# CHALLENGES
(a) In the abstract on Bridgeland stability conditions below, who introduced the notion of a stability condition on the derived category of a smooth projective variety?
(b) Write the next part of the abstract on Bridgeland stability conditions below, starting after its last sentence.
— start EXTRACTED TEXT —
On the existence of Bridgeland stability conditions (after Chunyi Li) - Part I.

Abstract. The notion of a stability condition on the derived category of a smooth projective variety was introduced by Tom Bridgeland around 2000, motivated by the study of D-branes in string theory, and especially by Michael R. Douglas’s work on Π-stability. The case of original interest - and of particular importance - is when this variety is a Calabi-Yau manifold.

A key result, Bridgeland deformation theorem, states that stability conditions (when they exist) can be varied, and their variations form a complex manifold. Furthermore, moduli spaces of Bridgeland-semistable objects exist and change in a controlled way as the stability condition varies, leading to many striking applications.
— end EXTRACTED TEXT —
— start DATA —
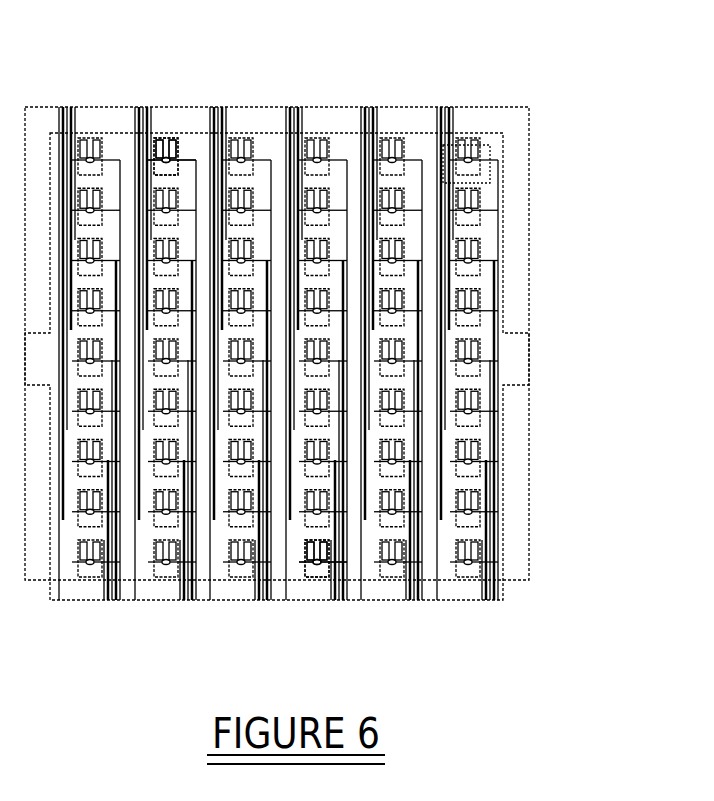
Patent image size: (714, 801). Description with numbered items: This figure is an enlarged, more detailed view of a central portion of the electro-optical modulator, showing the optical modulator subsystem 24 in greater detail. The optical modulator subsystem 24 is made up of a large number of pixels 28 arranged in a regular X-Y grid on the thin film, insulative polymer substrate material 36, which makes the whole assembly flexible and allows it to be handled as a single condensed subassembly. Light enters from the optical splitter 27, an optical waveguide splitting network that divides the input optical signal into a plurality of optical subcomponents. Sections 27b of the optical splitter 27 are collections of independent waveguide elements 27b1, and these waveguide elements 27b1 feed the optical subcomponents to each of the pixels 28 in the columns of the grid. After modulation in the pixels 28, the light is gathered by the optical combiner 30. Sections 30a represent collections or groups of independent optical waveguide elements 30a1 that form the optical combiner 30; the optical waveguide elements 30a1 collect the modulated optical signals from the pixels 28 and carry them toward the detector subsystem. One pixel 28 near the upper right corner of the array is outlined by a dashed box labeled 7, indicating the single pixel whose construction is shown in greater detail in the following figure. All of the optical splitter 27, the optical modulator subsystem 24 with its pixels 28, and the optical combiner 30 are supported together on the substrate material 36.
— end DATA —
# RESULTS BY TASK
(a) Tom Bridgeland, around 2000.

(b)
Despite enormous progress, the existence of Bridgeland stability conditions has proven to be a very hard problem in dimensions higher than 2. It was only known for a few Calabi-Yau threefolds, including the quintic threefold, but no examples for higher-dimensional Calabi-Yau varieties were known. It therefore came as a surprise when Chunyi Li posted a paper on the arXiv a few weeks ago claiming the existence of Bridgeland stability conditions on all smooth projective varieties. 

We will try to understand what a Bridgeland stability condition is, why it is hard to construct, and how the Chunyi Li's proof works.